WHAT YOU ARE ASKED TO DO:
Reproduce exactly the final portion of the data: every line from the one containing "What does this" through the last line, inclusive.

INPUT FOR THIS TASK:
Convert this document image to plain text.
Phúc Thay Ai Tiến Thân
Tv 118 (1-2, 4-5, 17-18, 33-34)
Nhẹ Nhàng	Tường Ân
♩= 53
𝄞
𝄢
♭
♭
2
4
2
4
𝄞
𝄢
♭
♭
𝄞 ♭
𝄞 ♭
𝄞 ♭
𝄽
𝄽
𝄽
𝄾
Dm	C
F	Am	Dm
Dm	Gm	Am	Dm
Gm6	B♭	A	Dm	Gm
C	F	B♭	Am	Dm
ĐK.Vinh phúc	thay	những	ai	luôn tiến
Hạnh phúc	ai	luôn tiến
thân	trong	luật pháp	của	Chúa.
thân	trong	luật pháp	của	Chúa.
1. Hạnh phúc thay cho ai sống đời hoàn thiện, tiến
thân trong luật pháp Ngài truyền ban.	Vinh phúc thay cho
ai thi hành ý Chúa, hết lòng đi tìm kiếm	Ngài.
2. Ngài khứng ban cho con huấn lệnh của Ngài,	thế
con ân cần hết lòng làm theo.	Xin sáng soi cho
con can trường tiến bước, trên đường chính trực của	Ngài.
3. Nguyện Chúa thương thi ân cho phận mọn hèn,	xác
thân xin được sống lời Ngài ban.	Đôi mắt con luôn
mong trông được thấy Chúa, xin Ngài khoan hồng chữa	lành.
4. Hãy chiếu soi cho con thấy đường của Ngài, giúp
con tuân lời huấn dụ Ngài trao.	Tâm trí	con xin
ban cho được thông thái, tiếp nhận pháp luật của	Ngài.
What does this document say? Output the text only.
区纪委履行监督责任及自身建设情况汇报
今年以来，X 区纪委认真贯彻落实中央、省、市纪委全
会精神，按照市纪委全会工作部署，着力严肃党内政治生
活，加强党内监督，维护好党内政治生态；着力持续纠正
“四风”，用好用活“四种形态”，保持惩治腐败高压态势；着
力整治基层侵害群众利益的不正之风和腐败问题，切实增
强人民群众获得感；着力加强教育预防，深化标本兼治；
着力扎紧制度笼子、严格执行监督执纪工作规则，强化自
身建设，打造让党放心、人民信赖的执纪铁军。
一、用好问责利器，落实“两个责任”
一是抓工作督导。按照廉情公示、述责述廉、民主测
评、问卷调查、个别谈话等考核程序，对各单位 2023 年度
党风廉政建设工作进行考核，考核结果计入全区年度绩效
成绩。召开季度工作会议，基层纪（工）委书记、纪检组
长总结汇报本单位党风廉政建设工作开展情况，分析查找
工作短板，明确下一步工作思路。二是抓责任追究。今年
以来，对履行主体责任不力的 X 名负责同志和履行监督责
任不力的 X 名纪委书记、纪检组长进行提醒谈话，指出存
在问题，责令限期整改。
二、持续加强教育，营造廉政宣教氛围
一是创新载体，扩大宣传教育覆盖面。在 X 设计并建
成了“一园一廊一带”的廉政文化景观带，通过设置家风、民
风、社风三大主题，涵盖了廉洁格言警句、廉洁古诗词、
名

ANSWER FOR THE TASK:
What does this document say? Output the text only.
区纪委履行监督责任及自身建设情况汇报
今年以来，X 区纪委认真贯彻落实中央、省、市纪委全
会精神，按照市纪委全会工作部署，着力严肃党内政治生
活，加强党内监督，维护好党内政治生态；着力持续纠正
“四风”，用好用活“四种形态”，保持惩治腐败高压态势；着
力整治基层侵害群众利益的不正之风和腐败问题，切实增
强人民群众获得感；着力加强教育预防，深化标本兼治；
着力扎紧制度笼子、严格执行监督执纪工作规则，强化自
身建设，打造让党放心、人民信赖的执纪铁军。
一、用好问责利器，落实“两个责任”
一是抓工作督导。按照廉情公示、述责述廉、民主测
评、问卷调查、个别谈话等考核程序，对各单位 2023 年度
党风廉政建设工作进行考核，考核结果计入全区年度绩效
成绩。召开季度工作会议，基层纪（工）委书记、纪检组
长总结汇报本单位党风廉政建设工作开展情况，分析查找
工作短板，明确下一步工作思路。二是抓责任追究。今年
以来，对履行主体责任不力的 X 名负责同志和履行监督责
任不力的 X 名纪委书记、纪检组长进行提醒谈话，指出存
在问题，责令限期整改。
二、持续加强教育，营造廉政宣教氛围
一是创新载体，扩大宣传教育覆盖面。在 X 设计并建
成了“一园一廊一带”的廉政文化景观带，通过设置家风、民
风、社风三大主题，涵盖了廉洁格言警句、廉洁古诗词、
名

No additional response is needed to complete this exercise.